--- TASK INSTRUCTIONS ---
Below is a listing; reproduce each line of it exactly.

════

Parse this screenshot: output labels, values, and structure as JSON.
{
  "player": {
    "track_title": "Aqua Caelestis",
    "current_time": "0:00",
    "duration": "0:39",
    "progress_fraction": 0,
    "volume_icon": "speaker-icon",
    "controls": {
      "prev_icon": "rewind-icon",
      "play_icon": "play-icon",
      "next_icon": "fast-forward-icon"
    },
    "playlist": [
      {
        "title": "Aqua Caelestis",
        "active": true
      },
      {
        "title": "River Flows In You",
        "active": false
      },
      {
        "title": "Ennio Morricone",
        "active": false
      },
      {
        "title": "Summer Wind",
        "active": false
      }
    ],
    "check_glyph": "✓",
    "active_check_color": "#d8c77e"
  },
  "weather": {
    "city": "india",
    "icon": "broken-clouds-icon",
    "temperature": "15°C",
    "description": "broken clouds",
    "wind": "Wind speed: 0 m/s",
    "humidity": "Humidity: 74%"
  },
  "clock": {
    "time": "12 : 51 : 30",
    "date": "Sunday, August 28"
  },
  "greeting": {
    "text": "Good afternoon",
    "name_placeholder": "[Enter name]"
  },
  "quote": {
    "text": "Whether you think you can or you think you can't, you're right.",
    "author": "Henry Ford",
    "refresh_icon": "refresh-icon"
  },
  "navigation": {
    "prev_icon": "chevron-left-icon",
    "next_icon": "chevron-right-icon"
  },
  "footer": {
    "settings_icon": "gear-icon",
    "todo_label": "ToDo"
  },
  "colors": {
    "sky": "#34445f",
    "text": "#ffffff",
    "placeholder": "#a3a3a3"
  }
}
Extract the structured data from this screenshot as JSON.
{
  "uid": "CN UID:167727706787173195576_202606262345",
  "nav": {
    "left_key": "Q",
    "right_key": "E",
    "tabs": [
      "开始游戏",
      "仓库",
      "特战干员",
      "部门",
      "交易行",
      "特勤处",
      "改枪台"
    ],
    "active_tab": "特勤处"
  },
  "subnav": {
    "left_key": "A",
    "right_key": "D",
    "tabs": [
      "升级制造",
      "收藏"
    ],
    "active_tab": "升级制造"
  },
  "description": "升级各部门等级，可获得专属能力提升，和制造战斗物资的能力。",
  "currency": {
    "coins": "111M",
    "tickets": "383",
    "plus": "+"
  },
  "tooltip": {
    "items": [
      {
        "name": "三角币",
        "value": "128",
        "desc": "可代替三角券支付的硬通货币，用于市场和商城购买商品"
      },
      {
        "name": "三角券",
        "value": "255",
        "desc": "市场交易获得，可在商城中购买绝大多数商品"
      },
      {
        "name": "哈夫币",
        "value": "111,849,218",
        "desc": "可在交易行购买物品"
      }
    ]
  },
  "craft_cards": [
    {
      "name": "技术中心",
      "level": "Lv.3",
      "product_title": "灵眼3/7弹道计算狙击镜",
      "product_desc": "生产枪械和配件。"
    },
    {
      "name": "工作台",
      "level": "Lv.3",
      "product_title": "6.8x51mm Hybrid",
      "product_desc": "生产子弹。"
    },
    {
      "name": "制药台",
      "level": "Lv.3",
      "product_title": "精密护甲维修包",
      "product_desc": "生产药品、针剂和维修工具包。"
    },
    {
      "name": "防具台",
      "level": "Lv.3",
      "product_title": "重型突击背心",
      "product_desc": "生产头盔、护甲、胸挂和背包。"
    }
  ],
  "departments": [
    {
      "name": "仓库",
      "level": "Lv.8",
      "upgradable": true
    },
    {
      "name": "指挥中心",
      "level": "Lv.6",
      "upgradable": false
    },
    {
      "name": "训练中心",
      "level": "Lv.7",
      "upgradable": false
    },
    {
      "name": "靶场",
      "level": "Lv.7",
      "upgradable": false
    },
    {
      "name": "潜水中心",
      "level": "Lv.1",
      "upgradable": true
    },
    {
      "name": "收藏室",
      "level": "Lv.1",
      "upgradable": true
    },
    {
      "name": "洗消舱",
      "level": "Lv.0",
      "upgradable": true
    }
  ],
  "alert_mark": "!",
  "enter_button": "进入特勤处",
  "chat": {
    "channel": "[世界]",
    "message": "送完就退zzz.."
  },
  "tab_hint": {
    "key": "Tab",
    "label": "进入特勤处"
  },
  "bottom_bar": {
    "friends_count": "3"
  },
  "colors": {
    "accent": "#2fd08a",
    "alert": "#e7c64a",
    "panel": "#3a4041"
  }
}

════

--- ANSWER FOR THE TASK ---
Parse this screenshot: output labels, values, and structure as JSON.
{
  "player": {
    "track_title": "Aqua Caelestis",
    "current_time": "0:00",
    "duration": "0:39",
    "progress_fraction": 0,
    "volume_icon": "speaker-icon",
    "controls": {
      "prev_icon": "rewind-icon",
      "play_icon": "play-icon",
      "next_icon": "fast-forward-icon"
    },
    "playlist": [
      {
        "title": "Aqua Caelestis",
        "active": true
      },
      {
        "title": "River Flows In You",
        "active": false
      },
      {
        "title": "Ennio Morricone",
        "active": false
      },
      {
        "title": "Summer Wind",
        "active": false
      }
    ],
    "check_glyph": "✓",
    "active_check_color": "#d8c77e"
  },
  "weather": {
    "city": "india",
    "icon": "broken-clouds-icon",
    "temperature": "15°C",
    "description": "broken clouds",
    "wind": "Wind speed: 0 m/s",
    "humidity": "Humidity: 74%"
  },
  "clock": {
    "time": "12 : 51 : 30",
    "date": "Sunday, August 28"
  },
  "greeting": {
    "text": "Good afternoon",
    "name_placeholder": "[Enter name]"
  },
  "quote": {
    "text": "Whether you think you can or you think you can't, you're right.",
    "author": "Henry Ford",
    "refresh_icon": "refresh-icon"
  },
  "navigation": {
    "prev_icon": "chevron-left-icon",
    "next_icon": "chevron-right-icon"
  },
  "footer": {
    "settings_icon": "gear-icon",
    "todo_label": "ToDo"
  },
  "colors": {
    "sky": "#34445f",
    "text": "#ffffff",
    "placeholder": "#a3a3a3"
  }
}
Extract the structured data from this screenshot as JSON.
{
  "uid": "CN UID:167727706787173195576_202606262345",
  "nav": {
    "left_key": "Q",
    "right_key": "E",
    "tabs": [
      "开始游戏",
      "仓库",
      "特战干员",
      "部门",
      "交易行",
      "特勤处",
      "改枪台"
    ],
    "active_tab": "特勤处"
  },
  "subnav": {
    "left_key": "A",
    "right_key": "D",
    "tabs": [
      "升级制造",
      "收藏"
    ],
    "active_tab": "升级制造"
  },
  "description": "升级各部门等级，可获得专属能力提升，和制造战斗物资的能力。",
  "currency": {
    "coins": "111M",
    "tickets": "383",
    "plus": "+"
  },
  "tooltip": {
    "items": [
      {
        "name": "三角币",
        "value": "128",
        "desc": "可代替三角券支付的硬通货币，用于市场和商城购买商品"
      },
      {
        "name": "三角券",
        "value": "255",
        "desc": "市场交易获得，可在商城中购买绝大多数商品"
      },
      {
        "name": "哈夫币",
        "value": "111,849,218",
        "desc": "可在交易行购买物品"
      }
    ]
  },
  "craft_cards": [
    {
      "name": "技术中心",
      "level": "Lv.3",
      "product_title": "灵眼3/7弹道计算狙击镜",
      "product_desc": "生产枪械和配件。"
    },
    {
      "name": "工作台",
      "level": "Lv.3",
      "product_title": "6.8x51mm Hybrid",
      "product_desc": "生产子弹。"
    },
    {
      "name": "制药台",
      "level": "Lv.3",
      "product_title": "精密护甲维修包",
      "product_desc": "生产药品、针剂和维修工具包。"
    },
    {
      "name": "防具台",
      "level": "Lv.3",
      "product_title": "重型突击背心",
      "product_desc": "生产头盔、护甲、胸挂和背包。"
    }
  ],
  "departments": [
    {
      "name": "仓库",
      "level": "Lv.8",
      "upgradable": true
    },
    {
      "name": "指挥中心",
      "level": "Lv.6",
      "upgradable": false
    },
    {
      "name": "训练中心",
      "level": "Lv.7",
      "upgradable": false
    },
    {
      "name": "靶场",
      "level": "Lv.7",
      "upgradable": false
    },
    {
      "name": "潜水中心",
      "level": "Lv.1",
      "upgradable": true
    },
    {
      "name": "收藏室",
      "level": "Lv.1",
      "upgradable": true
    },
    {
      "name": "洗消舱",
      "level": "Lv.0",
      "upgradable": true
    }
  ],
  "alert_mark": "!",
  "enter_button": "进入特勤处",
  "chat": {
    "channel": "[世界]",
    "message": "送完就退zzz.."
  },
  "tab_hint": {
    "key": "Tab",
    "label": "进入特勤处"
  },
  "bottom_bar": {
    "friends_count": "3"
  },
  "colors": {
    "accent": "#2fd08a",
    "alert": "#e7c64a",
    "panel": "#3a4041"
  }
}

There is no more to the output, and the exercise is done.